Data provided:

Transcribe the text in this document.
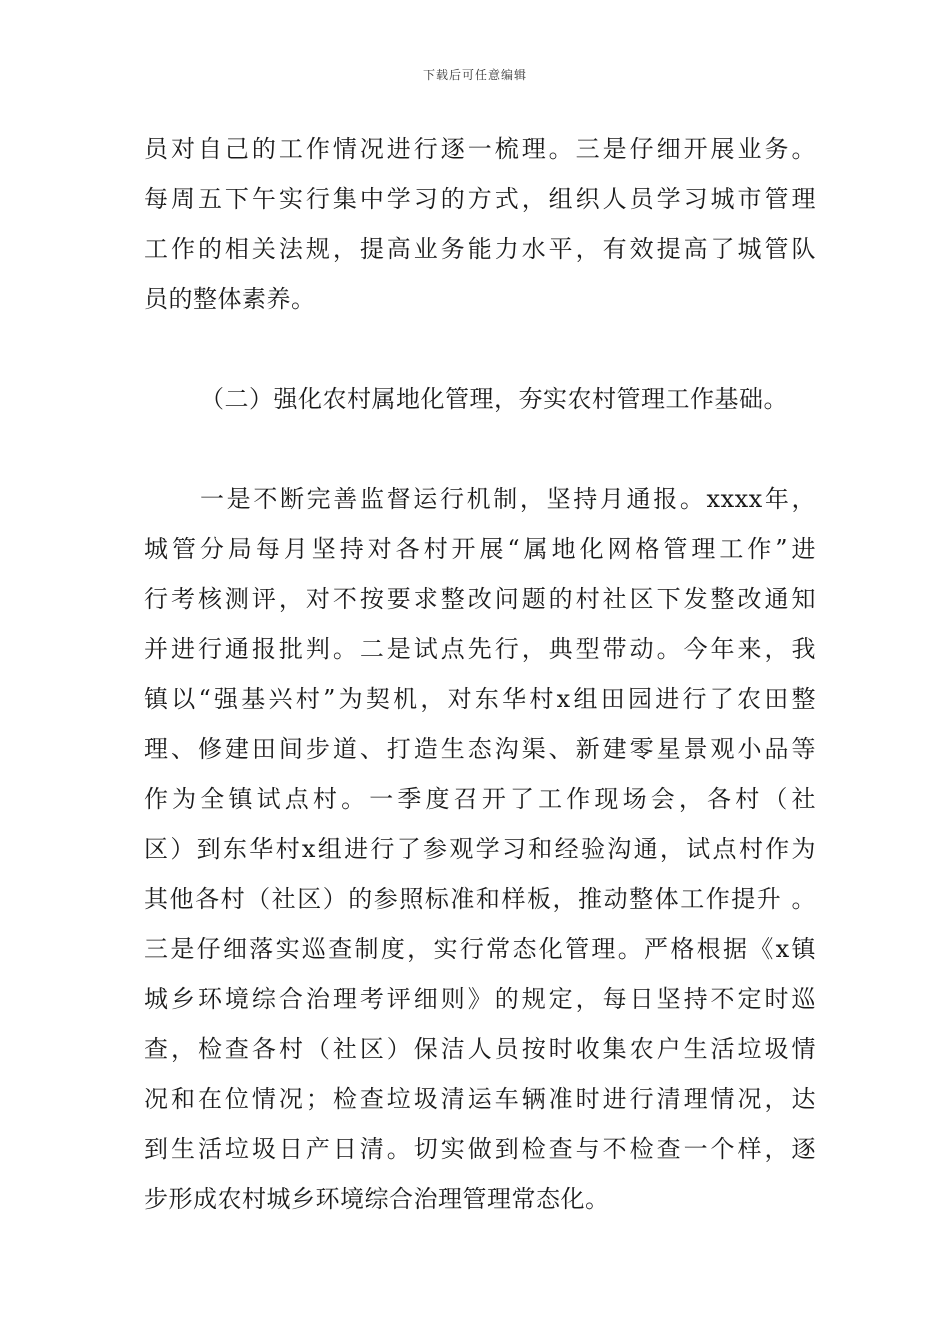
下载后可任意编辑
员对自己的工作情况进行逐一梳理。三是仔细开展业务。
每周五下午实行集中学习的方式，组织人员学习城市管理
工作的相关法规，提高业务能力水平，有效提高了城管队
员的整体素养。
（二）强化农村属地化管理，夯实农村管理工作基础。
一是不断完善监督运行机制，坚持月通报。xxxx年，
城管分局每月坚持对各村开展“属地化网格管理工作”进
行考核测评，对不按要求整改问题的村社区下发整改通知
并进行通报批判。二是试点先行，典型带动。今年来，我
镇以“强基兴村”为契机，对东华村x组田园进行了农田整
理、修建田间步道、打造生态沟渠、新建零星景观小品等
作为全镇试点村。一季度召开了工作现场会，各村（社
区）到东华村x组进行了参观学习和经验沟通，试点村作为
其他各村（社区）的参照标准和样板，推动整体工作提升 。
三是仔细落实巡查制度，实行常态化管理。严格根据《x镇
城乡环境综合治理考评细则》的规定，每日坚持不定时巡
查，检查各村（社区）保洁人员按时收集农户生活垃圾情
况和在位情况；检查垃圾清运车辆准时进行清理情况，达
到生活垃圾日产日清。切实做到检查与不检查一个样，逐
步形成农村城乡环境综合治理管理常态化。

Your goal:
Leaving the pictures aside, transcribe the entire listing exactly.

Written response:
Transcribe the text in this document.
下载后可任意编辑
员对自己的工作情况进行逐一梳理。三是仔细开展业务。
每周五下午实行集中学习的方式，组织人员学习城市管理
工作的相关法规，提高业务能力水平，有效提高了城管队
员的整体素养。
（二）强化农村属地化管理，夯实农村管理工作基础。
一是不断完善监督运行机制，坚持月通报。xxxx年，
城管分局每月坚持对各村开展“属地化网格管理工作”进
行考核测评，对不按要求整改问题的村社区下发整改通知
并进行通报批判。二是试点先行，典型带动。今年来，我
镇以“强基兴村”为契机，对东华村x组田园进行了农田整
理、修建田间步道、打造生态沟渠、新建零星景观小品等
作为全镇试点村。一季度召开了工作现场会，各村（社
区）到东华村x组进行了参观学习和经验沟通，试点村作为
其他各村（社区）的参照标准和样板，推动整体工作提升 。
三是仔细落实巡查制度，实行常态化管理。严格根据《x镇
城乡环境综合治理考评细则》的规定，每日坚持不定时巡
查，检查各村（社区）保洁人员按时收集农户生活垃圾情
况和在位情况；检查垃圾清运车辆准时进行清理情况，达
到生活垃圾日产日清。切实做到检查与不检查一个样，逐
步形成农村城乡环境综合治理管理常态化。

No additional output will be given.